Stated problem – Where a line in the listing below contains the word "image", copy that line.

Data excerpts –
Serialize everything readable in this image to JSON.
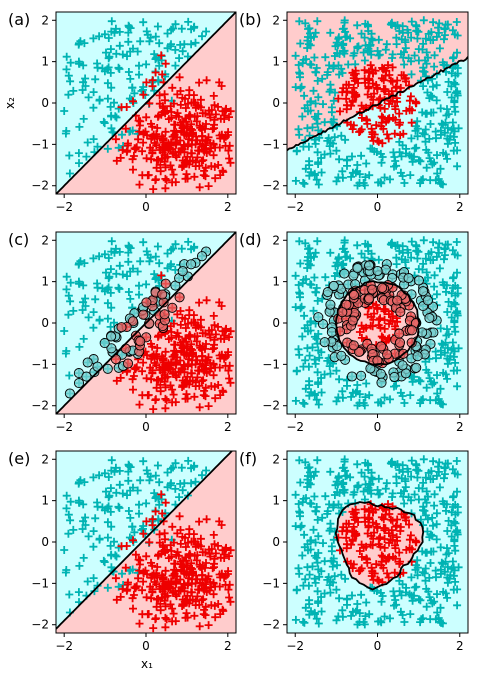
{
  "figure": {
    "x_axis_label": "x₁",
    "y_axis_label": "x₂"
  },
  "style": {
    "class_a_color": "#00b3b3",
    "class_b_color": "#ee0000",
    "region_a_fill": "#ccffff",
    "region_b_fill": "#ffcccc",
    "boundary_color": "#000000",
    "support_vector_outline": "#000000"
  },
  "chart_data": [
    {
      "type": "scatter",
      "panel": "(a)",
      "xlim": [
        -2.2,
        2.2
      ],
      "ylim": [
        -2.2,
        2.2
      ],
      "xticks": [
        -2,
        0,
        2
      ],
      "yticks": [
        -2,
        -1,
        0,
        1,
        2
      ],
      "grid": false,
      "series": [
        {
          "marker": "+",
          "color": "#00b3b3",
          "points": "uniform in square, x2 > x1 (+noise)"
        },
        {
          "marker": "+",
          "color": "#ee0000",
          "points": "gaussian centered (0.9,-0.9) region, x2 < x1"
        }
      ],
      "decision_boundary": {
        "shape": "line",
        "equation": "x2 = x1"
      },
      "regions": {
        "above_boundary": "class_a",
        "below_boundary": "class_b"
      }
    },
    {
      "type": "scatter",
      "panel": "(b)",
      "xlim": [
        -2.2,
        2.2
      ],
      "ylim": [
        -2.2,
        2.2
      ],
      "xticks": [
        -2,
        0,
        2
      ],
      "yticks": [
        -2,
        -1,
        0,
        1,
        2
      ],
      "grid": false,
      "series": [
        {
          "marker": "+",
          "color": "#00b3b3",
          "points": "uniform in square outside red disc"
        },
        {
          "marker": "+",
          "color": "#ee0000",
          "points": "inside disc center (0,0) radius 1"
        }
      ],
      "decision_boundary": {
        "shape": "jagged line",
        "from": [
          -2.2,
          -1.15
        ],
        "to": [
          2.2,
          1.1
        ]
      },
      "regions": {
        "above_boundary": "class_b",
        "below_boundary": "class_a"
      }
    },
    {
      "type": "scatter",
      "panel": "(c)",
      "xlim": [
        -2.2,
        2.2
      ],
      "ylim": [
        -2.2,
        2.2
      ],
      "xticks": [
        -2,
        0,
        2
      ],
      "yticks": [
        -2,
        -1,
        0,
        1,
        2
      ],
      "grid": false,
      "series": [
        {
          "marker": "+",
          "color": "#00b3b3",
          "points": "same as (a)"
        },
        {
          "marker": "+",
          "color": "#ee0000",
          "points": "same as (a)"
        },
        {
          "marker": "circle",
          "color": "#000000",
          "points": "support vectors near boundary"
        }
      ],
      "decision_boundary": {
        "shape": "line",
        "equation": "x2 = x1 (kinked at ends)"
      },
      "regions": {
        "above_boundary": "class_a",
        "below_boundary": "class_b"
      }
    },
    {
      "type": "scatter",
      "panel": "(d)",
      "xlim": [
        -2.2,
        2.2
      ],
      "ylim": [
        -2.2,
        2.2
      ],
      "xticks": [
        -2,
        0,
        2
      ],
      "yticks": [
        -2,
        -1,
        0,
        1,
        2
      ],
      "grid": false,
      "series": [
        {
          "marker": "+",
          "color": "#00b3b3",
          "points": "same as (b)"
        },
        {
          "marker": "+",
          "color": "#ee0000",
          "points": "same as (b)"
        },
        {
          "marker": "circle",
          "color": "#000000",
          "points": "support vectors on ring r≈1"
        }
      ],
      "decision_boundary": {
        "shape": "circle",
        "center": [
          0,
          0
        ],
        "radius": 1.0
      },
      "regions": {
        "inside": "class_b",
        "outside": "class_a"
      }
    },
    {
      "type": "scatter",
      "panel": "(e)",
      "xlim": [
        -2.2,
        2.2
      ],
      "ylim": [
        -2.2,
        2.2
      ],
      "xticks": [
        -2,
        0,
        2
      ],
      "yticks": [
        -2,
        -1,
        0,
        1,
        2
      ],
      "grid": false,
      "series": [
        {
          "marker": "+",
          "color": "#00b3b3",
          "points": "same as (a)"
        },
        {
          "marker": "+",
          "color": "#ee0000",
          "points": "same as (a)"
        }
      ],
      "decision_boundary": {
        "shape": "line",
        "equation": "x2 = x1 + 0.1"
      },
      "regions": {
        "above_boundary": "class_a",
        "below_boundary": "class_b"
      }
    },
    {
      "type": "scatter",
      "panel": "(f)",
      "xlim": [
        -2.2,
        2.2
      ],
      "ylim": [
        -2.2,
        2.2
      ],
      "xticks": [
        -2,
        0,
        2
      ],
      "yticks": [
        -2,
        -1,
        0,
        1,
        2
      ],
      "grid": false,
      "series": [
        {
          "marker": "+",
          "color": "#00b3b3",
          "points": "same as (b)"
        },
        {
          "marker": "+",
          "color": "#ee0000",
          "points": "same as (b)"
        }
      ],
      "decision_boundary": {
        "shape": "blob",
        "center": [
          0,
          0
        ],
        "radius": 1.0
      },
      "regions": {
        "inside": "class_b",
        "outside": "class_a"
      }
    }
  ]
}
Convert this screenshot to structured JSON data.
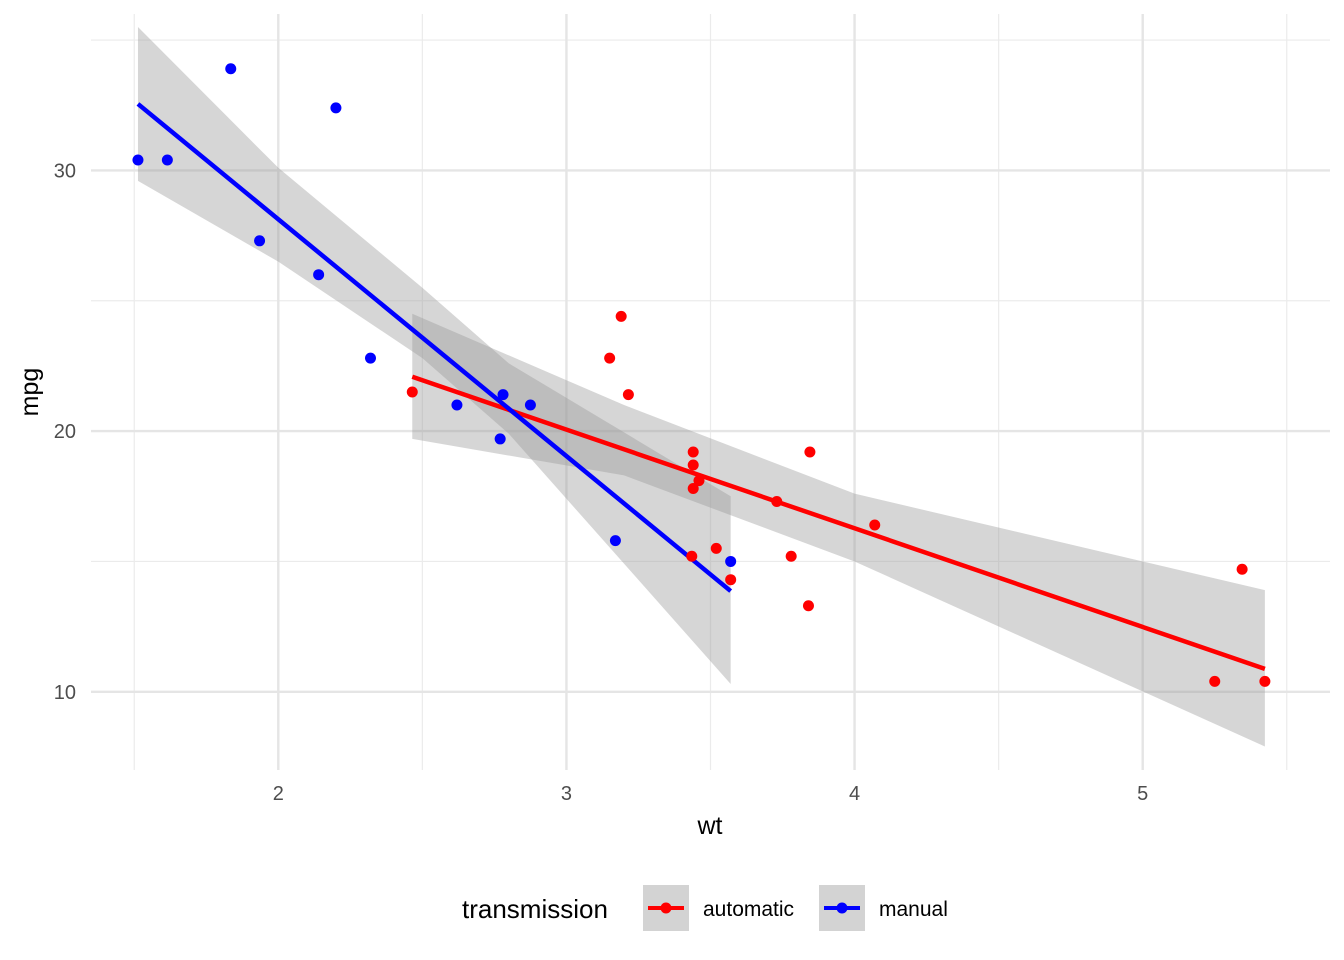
{
  "chart_data": {
    "type": "scatter",
    "title": "",
    "xlabel": "wt",
    "ylabel": "mpg",
    "xlim": [
      1.35,
      5.65
    ],
    "ylim": [
      7.0,
      36.0
    ],
    "xticks": [
      2,
      3,
      4,
      5
    ],
    "xtick_labels": [
      "2",
      "3",
      "4",
      "5"
    ],
    "yticks": [
      10,
      20,
      30
    ],
    "ytick_labels": [
      "10",
      "20",
      "30"
    ],
    "grid": true,
    "legend": {
      "title": "transmission",
      "position": "bottom"
    },
    "series": [
      {
        "name": "automatic",
        "color": "#ff0000",
        "points": [
          [
            2.465,
            21.5
          ],
          [
            3.215,
            21.4
          ],
          [
            3.44,
            18.7
          ],
          [
            3.46,
            18.1
          ],
          [
            3.57,
            14.3
          ],
          [
            3.19,
            24.4
          ],
          [
            3.15,
            22.8
          ],
          [
            3.44,
            19.2
          ],
          [
            3.44,
            17.8
          ],
          [
            4.07,
            16.4
          ],
          [
            3.73,
            17.3
          ],
          [
            3.78,
            15.2
          ],
          [
            5.25,
            10.4
          ],
          [
            5.424,
            10.4
          ],
          [
            5.345,
            14.7
          ],
          [
            3.52,
            15.5
          ],
          [
            3.435,
            15.2
          ],
          [
            3.84,
            13.3
          ],
          [
            3.845,
            19.2
          ]
        ],
        "fit": {
          "x_range": [
            2.465,
            5.424
          ],
          "intercept": 31.416,
          "slope": -3.786
        },
        "ci_band": {
          "x": [
            2.465,
            3.2,
            4.0,
            5.424
          ],
          "lower": [
            19.7,
            18.3,
            15.0,
            7.9
          ],
          "upper": [
            24.5,
            21.0,
            17.6,
            13.9
          ]
        }
      },
      {
        "name": "manual",
        "color": "#0000ff",
        "points": [
          [
            2.62,
            21.0
          ],
          [
            2.875,
            21.0
          ],
          [
            2.32,
            22.8
          ],
          [
            2.2,
            32.4
          ],
          [
            1.615,
            30.4
          ],
          [
            1.835,
            33.9
          ],
          [
            1.935,
            27.3
          ],
          [
            2.14,
            26.0
          ],
          [
            1.513,
            30.4
          ],
          [
            3.17,
            15.8
          ],
          [
            2.77,
            19.7
          ],
          [
            2.78,
            21.4
          ],
          [
            3.57,
            15.0
          ]
        ],
        "fit": {
          "x_range": [
            1.513,
            3.57
          ],
          "intercept": 46.294,
          "slope": -9.084
        },
        "ci_band": {
          "x": [
            1.513,
            2.0,
            2.5,
            2.8,
            3.57
          ],
          "lower": [
            29.6,
            26.5,
            22.8,
            19.9,
            10.3
          ],
          "upper": [
            35.5,
            30.1,
            25.5,
            22.6,
            17.5
          ]
        }
      }
    ]
  }
}
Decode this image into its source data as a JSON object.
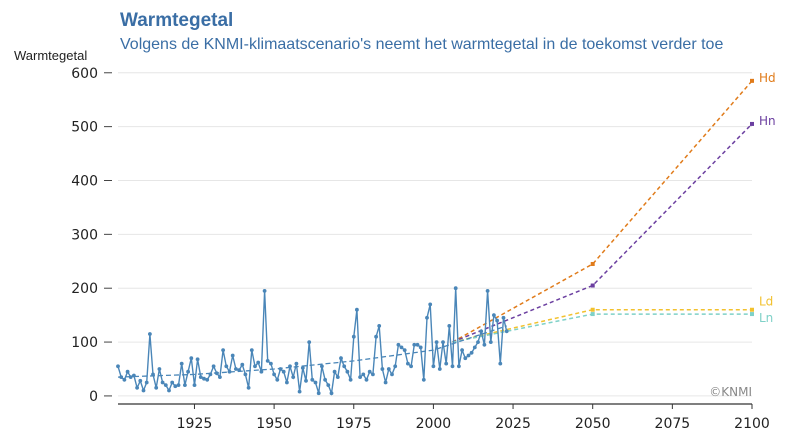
{
  "title": "Warmtegetal",
  "subtitle": "Volgens de KNMI-klimaatscenario's neemt het warmtegetal in de toekomst verder toe",
  "credit": "©KNMI",
  "chart_data": {
    "type": "line",
    "ylabel": "Warmtegetal",
    "xlim": [
      1901,
      2100
    ],
    "ylim": [
      -15,
      620
    ],
    "x_ticks": [
      1925,
      1950,
      1975,
      2000,
      2025,
      2050,
      2075,
      2100
    ],
    "y_ticks": [
      0,
      100,
      200,
      300,
      400,
      500,
      600
    ],
    "grid": "horizontal",
    "observations": {
      "color": "#4a86b8",
      "x": [
        1901,
        1902,
        1903,
        1904,
        1905,
        1906,
        1907,
        1908,
        1909,
        1910,
        1911,
        1912,
        1913,
        1914,
        1915,
        1916,
        1917,
        1918,
        1919,
        1920,
        1921,
        1922,
        1923,
        1924,
        1925,
        1926,
        1927,
        1928,
        1929,
        1930,
        1931,
        1932,
        1933,
        1934,
        1935,
        1936,
        1937,
        1938,
        1939,
        1940,
        1941,
        1942,
        1943,
        1944,
        1945,
        1946,
        1947,
        1948,
        1949,
        1950,
        1951,
        1952,
        1953,
        1954,
        1955,
        1956,
        1957,
        1958,
        1959,
        1960,
        1961,
        1962,
        1963,
        1964,
        1965,
        1966,
        1967,
        1968,
        1969,
        1970,
        1971,
        1972,
        1973,
        1974,
        1975,
        1976,
        1977,
        1978,
        1979,
        1980,
        1981,
        1982,
        1983,
        1984,
        1985,
        1986,
        1987,
        1988,
        1989,
        1990,
        1991,
        1992,
        1993,
        1994,
        1995,
        1996,
        1997,
        1998,
        1999,
        2000,
        2001,
        2002,
        2003,
        2004,
        2005,
        2006,
        2007,
        2008,
        2009,
        2010,
        2011,
        2012,
        2013,
        2014,
        2015,
        2016,
        2017,
        2018,
        2019,
        2020,
        2021,
        2022,
        2023
      ],
      "y": [
        55,
        35,
        30,
        45,
        35,
        38,
        15,
        28,
        10,
        25,
        115,
        40,
        15,
        50,
        25,
        20,
        10,
        25,
        18,
        20,
        60,
        20,
        45,
        70,
        20,
        68,
        35,
        32,
        30,
        40,
        55,
        42,
        35,
        85,
        55,
        45,
        75,
        50,
        48,
        58,
        40,
        15,
        85,
        55,
        62,
        45,
        195,
        65,
        60,
        40,
        30,
        50,
        45,
        25,
        55,
        35,
        60,
        8,
        52,
        28,
        100,
        30,
        25,
        5,
        55,
        30,
        20,
        5,
        45,
        35,
        70,
        55,
        45,
        30,
        110,
        160,
        35,
        40,
        30,
        45,
        40,
        110,
        130,
        50,
        25,
        50,
        40,
        55,
        95,
        90,
        85,
        60,
        55,
        95,
        95,
        90,
        30,
        145,
        170,
        55,
        100,
        50,
        100,
        60,
        130,
        55,
        200,
        55,
        85,
        70,
        75,
        80,
        90,
        100,
        120,
        95,
        195,
        100,
        150,
        140,
        60,
        145,
        120
      ]
    },
    "trend": {
      "color": "#4a86b8",
      "style": "dashed",
      "x": [
        1901,
        1925,
        1950,
        1975,
        2000,
        2023
      ],
      "y": [
        35,
        40,
        50,
        65,
        85,
        130
      ]
    },
    "series": [
      {
        "name": "Hd",
        "color": "#e07b1a",
        "x": [
          2006,
          2050,
          2100
        ],
        "y": [
          100,
          245,
          585
        ]
      },
      {
        "name": "Hn",
        "color": "#6b3fa0",
        "x": [
          2006,
          2050,
          2100
        ],
        "y": [
          100,
          205,
          505
        ]
      },
      {
        "name": "Ld",
        "color": "#f2c12e",
        "x": [
          2006,
          2050,
          2100
        ],
        "y": [
          100,
          160,
          160
        ]
      },
      {
        "name": "Ln",
        "color": "#7fd1c8",
        "x": [
          2006,
          2050,
          2100
        ],
        "y": [
          100,
          152,
          152
        ]
      }
    ]
  }
}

Complete answer –
Serialize everything readable in this image to JSON.
Decode this image into its source data as a JSON object.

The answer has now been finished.